Locate each line holding the string "Detection" and copy it.

[Stored data]
◆ ◆ ◆ ◆ ◆

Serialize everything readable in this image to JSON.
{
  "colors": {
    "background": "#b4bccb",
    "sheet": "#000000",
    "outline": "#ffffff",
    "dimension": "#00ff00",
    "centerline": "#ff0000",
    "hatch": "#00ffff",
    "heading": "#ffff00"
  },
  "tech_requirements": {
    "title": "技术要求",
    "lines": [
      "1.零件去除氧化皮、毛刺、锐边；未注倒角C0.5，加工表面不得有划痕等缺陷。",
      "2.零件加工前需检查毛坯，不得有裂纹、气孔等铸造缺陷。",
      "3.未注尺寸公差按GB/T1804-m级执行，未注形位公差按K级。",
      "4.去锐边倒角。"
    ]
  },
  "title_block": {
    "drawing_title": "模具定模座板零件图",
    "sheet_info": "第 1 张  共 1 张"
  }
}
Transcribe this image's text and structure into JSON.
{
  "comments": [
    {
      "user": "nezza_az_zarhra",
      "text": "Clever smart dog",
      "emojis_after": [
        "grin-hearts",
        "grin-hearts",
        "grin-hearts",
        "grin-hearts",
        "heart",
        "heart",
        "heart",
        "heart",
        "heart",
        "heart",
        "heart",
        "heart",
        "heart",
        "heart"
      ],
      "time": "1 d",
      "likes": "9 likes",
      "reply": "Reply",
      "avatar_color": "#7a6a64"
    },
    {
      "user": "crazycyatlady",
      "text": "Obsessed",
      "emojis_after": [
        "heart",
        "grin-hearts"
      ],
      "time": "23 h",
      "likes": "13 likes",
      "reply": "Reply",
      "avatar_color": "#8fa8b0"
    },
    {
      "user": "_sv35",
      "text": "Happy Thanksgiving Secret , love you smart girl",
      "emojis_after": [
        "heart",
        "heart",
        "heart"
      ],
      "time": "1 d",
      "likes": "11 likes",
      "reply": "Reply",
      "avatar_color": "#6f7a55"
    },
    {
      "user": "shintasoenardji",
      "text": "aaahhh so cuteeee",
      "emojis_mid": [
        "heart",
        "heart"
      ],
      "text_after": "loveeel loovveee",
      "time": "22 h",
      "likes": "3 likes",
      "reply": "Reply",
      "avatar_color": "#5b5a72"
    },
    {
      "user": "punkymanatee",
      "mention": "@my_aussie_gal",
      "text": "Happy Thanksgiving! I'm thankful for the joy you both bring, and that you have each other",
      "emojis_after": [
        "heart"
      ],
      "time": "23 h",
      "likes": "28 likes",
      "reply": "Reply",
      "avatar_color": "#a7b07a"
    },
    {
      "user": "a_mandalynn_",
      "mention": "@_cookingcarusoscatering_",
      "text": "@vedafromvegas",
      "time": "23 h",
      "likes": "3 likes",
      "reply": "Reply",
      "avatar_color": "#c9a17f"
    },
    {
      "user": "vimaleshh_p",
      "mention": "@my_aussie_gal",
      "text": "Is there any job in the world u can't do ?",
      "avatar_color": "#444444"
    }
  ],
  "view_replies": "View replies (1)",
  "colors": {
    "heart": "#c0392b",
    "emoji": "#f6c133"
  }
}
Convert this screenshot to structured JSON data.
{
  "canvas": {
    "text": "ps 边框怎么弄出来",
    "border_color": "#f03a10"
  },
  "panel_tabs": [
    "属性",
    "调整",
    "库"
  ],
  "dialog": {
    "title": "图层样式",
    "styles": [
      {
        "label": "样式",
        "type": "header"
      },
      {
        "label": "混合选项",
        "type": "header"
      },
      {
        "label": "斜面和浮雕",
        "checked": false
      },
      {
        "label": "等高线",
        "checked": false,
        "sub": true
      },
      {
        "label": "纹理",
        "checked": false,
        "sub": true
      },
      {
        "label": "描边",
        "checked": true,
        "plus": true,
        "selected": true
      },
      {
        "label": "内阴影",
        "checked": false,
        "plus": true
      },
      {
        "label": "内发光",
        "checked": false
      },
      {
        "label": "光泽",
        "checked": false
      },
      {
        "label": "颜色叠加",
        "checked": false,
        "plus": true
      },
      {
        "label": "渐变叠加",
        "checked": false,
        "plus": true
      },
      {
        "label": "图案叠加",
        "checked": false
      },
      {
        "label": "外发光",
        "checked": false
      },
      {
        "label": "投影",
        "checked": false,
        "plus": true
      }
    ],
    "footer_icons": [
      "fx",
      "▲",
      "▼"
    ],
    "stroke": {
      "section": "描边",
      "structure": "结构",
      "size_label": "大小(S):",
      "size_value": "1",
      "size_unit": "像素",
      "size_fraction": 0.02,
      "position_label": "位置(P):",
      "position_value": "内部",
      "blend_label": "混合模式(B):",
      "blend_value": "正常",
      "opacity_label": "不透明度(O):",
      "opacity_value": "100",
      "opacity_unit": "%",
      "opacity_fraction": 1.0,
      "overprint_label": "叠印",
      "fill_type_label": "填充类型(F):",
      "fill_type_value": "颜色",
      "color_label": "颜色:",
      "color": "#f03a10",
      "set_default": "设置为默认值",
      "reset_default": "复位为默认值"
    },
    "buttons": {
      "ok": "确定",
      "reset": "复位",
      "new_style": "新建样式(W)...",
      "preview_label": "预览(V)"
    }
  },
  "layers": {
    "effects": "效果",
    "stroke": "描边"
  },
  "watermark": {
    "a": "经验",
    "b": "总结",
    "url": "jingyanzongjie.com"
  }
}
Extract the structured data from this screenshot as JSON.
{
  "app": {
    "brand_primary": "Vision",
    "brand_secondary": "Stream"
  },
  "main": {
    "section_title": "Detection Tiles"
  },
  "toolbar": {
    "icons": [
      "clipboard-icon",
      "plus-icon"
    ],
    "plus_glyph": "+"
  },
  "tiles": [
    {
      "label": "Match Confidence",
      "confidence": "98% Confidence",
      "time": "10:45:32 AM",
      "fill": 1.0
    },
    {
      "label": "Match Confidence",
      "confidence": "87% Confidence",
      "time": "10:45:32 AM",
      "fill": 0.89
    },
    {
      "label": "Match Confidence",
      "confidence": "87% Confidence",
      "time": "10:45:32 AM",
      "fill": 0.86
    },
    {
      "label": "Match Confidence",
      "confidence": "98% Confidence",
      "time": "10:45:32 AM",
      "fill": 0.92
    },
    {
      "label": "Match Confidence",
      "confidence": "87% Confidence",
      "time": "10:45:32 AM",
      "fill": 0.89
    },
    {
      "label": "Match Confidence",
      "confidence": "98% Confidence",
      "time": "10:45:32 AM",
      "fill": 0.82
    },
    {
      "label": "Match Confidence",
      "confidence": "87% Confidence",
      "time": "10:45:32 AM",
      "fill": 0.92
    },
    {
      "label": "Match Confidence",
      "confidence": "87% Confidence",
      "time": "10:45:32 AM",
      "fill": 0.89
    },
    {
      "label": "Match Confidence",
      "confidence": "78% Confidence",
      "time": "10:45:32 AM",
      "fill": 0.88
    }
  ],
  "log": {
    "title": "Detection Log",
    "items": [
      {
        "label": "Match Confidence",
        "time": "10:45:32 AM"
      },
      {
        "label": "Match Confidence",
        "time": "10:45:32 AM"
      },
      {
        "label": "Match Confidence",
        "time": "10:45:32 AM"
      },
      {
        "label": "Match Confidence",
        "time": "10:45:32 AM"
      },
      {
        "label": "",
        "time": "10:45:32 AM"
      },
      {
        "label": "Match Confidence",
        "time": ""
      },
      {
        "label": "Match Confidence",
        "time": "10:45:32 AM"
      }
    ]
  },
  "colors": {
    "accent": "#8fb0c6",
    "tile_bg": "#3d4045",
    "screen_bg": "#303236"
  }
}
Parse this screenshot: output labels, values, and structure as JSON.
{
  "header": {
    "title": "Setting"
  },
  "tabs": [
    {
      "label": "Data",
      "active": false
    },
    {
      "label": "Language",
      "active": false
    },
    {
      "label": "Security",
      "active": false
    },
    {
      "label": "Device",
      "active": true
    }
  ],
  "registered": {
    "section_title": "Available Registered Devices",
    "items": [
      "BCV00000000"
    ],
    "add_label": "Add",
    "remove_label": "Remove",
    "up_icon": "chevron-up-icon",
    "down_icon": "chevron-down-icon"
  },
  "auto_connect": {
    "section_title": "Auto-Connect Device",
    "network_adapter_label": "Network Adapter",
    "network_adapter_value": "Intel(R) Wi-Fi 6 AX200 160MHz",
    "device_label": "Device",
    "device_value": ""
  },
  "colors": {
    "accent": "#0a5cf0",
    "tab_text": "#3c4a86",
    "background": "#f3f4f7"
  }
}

◆ ◆ ◆ ◆ ◆

→ WRITTEN ANSWER
    "section_title": "Detection Tiles"
    "title": "Detection Log",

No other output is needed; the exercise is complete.